• Text passage:
=== Begin Enclosure ===

I heard this point made another way: since any operations wowuld not begin to produce for 7 years, movement on this now would not affect the price right now. This is utterly true. But this ban has been in place for 25 years. If someone had the foresight to remove the ban 8 years ago, we would see enough oil on the market to significantly reduce the jitters about having almost no spare production capacity on a global scale right now - which send oil flying up with even the slightest hint of geopolitical tension, something we have right now like a skunk has stink.

Bit where were oil prices 8 years ago? Dirt-cheap. I filled up for as little as 89 cents per gallon in Carson City, 94 cents per gallon in Reno. The American public evidently has an almost infinite capacity for short-sighted thinking, or such statements would be laughed out of the public arena.

Da Vinci

I'll probably end up seeing The Da Vinci Code today, because my roommate and our group will probably want to see it. I think it looks like a rather uninteresting movie (and I think Over the Hedge looks wonderful), but am willing to go along with them because that's the kind of wonderful chap I am... not to mention that anything that could bring up the topic of just who Jesus was is probably worth participating in.

And I wanted to say that I was happy to see C.S. Lewis quoted on a generally very secular libertarian commentary site, here.

I believe "opportunity" is the key word here.

Thursday, May 18, 2006

The Pay Gap

Women earn 75 cents on the dollar compared to men, right? This pay gap is concrete proof of gender discrimination, right?

This article does not in and of itself disprove the above statements, but it doesn't reinforce them, either. What it shows is that statistics can be manipulated, and the real world is much more complicated than any headline could ever admit.

Wednesday, May 17, 2006

Marooned

Bart: Where's all the lobsters, mangos, and chewy, chewy coco beans?
Lisa: All we found were these oozing berries, and they look pretty poisonous.
Ralph: I ated the purple berries! Ooooohhhh.... I don't feel good.... [collapses]
Bart: How do they taste, Ralph? Good?
Ralph: They taste like... burning. Ooooohhhh....

--

I love the Sipmsons.

Tuesday, May 16, 2006

Hot Days

I am not a fan of hot days. When one of the girls in the leasing office at my apartments asked what I thought of the weather we've been having, I honestly told her that I'm happy at about 65-70 and the next few months are not my favorites. It was 65 at sunrise when I left for work this morning.

=== End Enclosure ===

Saved data entries
=== Begin Enclosure ===

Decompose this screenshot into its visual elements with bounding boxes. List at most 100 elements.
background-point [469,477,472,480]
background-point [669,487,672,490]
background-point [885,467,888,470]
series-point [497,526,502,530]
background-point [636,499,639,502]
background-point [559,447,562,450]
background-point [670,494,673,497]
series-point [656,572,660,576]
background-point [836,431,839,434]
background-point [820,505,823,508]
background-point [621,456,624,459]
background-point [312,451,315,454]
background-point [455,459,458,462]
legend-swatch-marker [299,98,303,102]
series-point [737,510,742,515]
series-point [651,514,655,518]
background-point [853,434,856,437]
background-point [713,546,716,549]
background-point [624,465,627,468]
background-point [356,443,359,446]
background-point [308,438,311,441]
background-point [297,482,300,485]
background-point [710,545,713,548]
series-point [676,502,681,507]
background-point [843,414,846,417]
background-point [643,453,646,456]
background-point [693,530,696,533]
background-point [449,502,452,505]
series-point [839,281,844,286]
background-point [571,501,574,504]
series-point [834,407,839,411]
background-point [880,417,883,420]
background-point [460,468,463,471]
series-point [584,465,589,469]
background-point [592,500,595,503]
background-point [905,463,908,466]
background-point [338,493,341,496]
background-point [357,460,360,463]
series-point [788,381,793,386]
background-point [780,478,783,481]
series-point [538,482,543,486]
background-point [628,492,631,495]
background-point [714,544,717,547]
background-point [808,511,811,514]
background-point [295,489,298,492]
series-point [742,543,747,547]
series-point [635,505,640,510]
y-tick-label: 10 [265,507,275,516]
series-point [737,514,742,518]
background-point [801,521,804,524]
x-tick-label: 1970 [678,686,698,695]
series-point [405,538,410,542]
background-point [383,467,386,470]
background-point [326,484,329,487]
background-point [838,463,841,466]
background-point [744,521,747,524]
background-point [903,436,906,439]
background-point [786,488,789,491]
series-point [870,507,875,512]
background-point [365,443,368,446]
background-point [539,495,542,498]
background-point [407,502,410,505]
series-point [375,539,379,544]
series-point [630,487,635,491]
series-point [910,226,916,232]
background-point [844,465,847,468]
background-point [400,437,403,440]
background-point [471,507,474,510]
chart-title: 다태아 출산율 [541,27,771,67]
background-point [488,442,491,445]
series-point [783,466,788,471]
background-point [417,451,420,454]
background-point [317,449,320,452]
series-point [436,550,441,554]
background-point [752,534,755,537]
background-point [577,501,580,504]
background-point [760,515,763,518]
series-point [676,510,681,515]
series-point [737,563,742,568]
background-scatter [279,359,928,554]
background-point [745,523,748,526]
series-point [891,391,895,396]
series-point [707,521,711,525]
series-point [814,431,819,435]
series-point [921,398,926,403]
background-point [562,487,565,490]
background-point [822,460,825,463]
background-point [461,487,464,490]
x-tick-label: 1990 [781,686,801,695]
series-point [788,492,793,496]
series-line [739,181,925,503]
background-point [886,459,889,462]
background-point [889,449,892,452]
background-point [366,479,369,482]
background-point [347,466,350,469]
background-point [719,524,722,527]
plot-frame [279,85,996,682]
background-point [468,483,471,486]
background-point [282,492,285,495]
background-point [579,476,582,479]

=== End Enclosure ===

• What you need to do:
#1 Translate the sentence "I am not a fan of hot days." from the blog excerpt into Spanish.
#2 Carry the blog excerpt forward, picking up after its final sentence about the morning temperature.

• Solved tasks:
#1 No me gustan los días calurosos.

#2
But there is one big plus to the warmth - thunderstorms. I can see a couple of good avil clouds building to the northwest, and there was a noticeable cell to the southeast when I returned from lunch. I love thunderstorms. The clouds are nifty, the rain is refreshing, and the lightning is awe-inspiring.

I hope it rains before I leave the office. It was unpleasantly warm at lunch, and I know from experience that the car will only get warmer.

Monday, May 15, 2006

Weird Dream

I dreamt I was in a large, encloed area shaped like a big U, in some ways like the side and back yards at my parent's house but on a much larger scale. There were many people all around. I was at one end, when I spotted a zombie - he was bald, white, and very slow moving. He bit a lady on her right forearm who was wearing something reminiscent of a 19th century nightgown, with wavy blond/brown hair that fell to the small of her back, and she turned into a zombie too. From that point on, I ran around the U warning people to get ready, that a zombie was coming and we should leave. If I could get everyone far enough away, then day would come (it was night, and lit by torches) and the zombies would turn to stone.

I spent the rest of my time trying to alternately herd people to one end of the U to be as far away as possible, and trying to break down scrap wood (like large wooden crates) into a weapon. Strangely, I roamed back and forth throughout the U and never saw the zombies again.

I knew the zombies were getting close, the air was starting to get light in the pre-dawn, and then I woke up. I wasn't scared, it was just intense.

Weird, isn't it?

Saturday, May 13, 2006

Anesthetics

I just watched half of a documentary called "Scream! The History of Anesthetics." I knew in an abstract way that surgery before anesthesia sucked. I didn't know how bad it was. Evidently, where observed surgery is (I take it) a sterile procedure today, in the late 1800's in England, it was a form of entertainment. People would go to watch as the surgeon raced the clock to cut away the flesh, saw through the bone, and stich together the flaps of skin in an amputation. Not in a disinterested, intellectual endeavor, but to watch the blood fly, the screams of pain, the skill of the surgeon.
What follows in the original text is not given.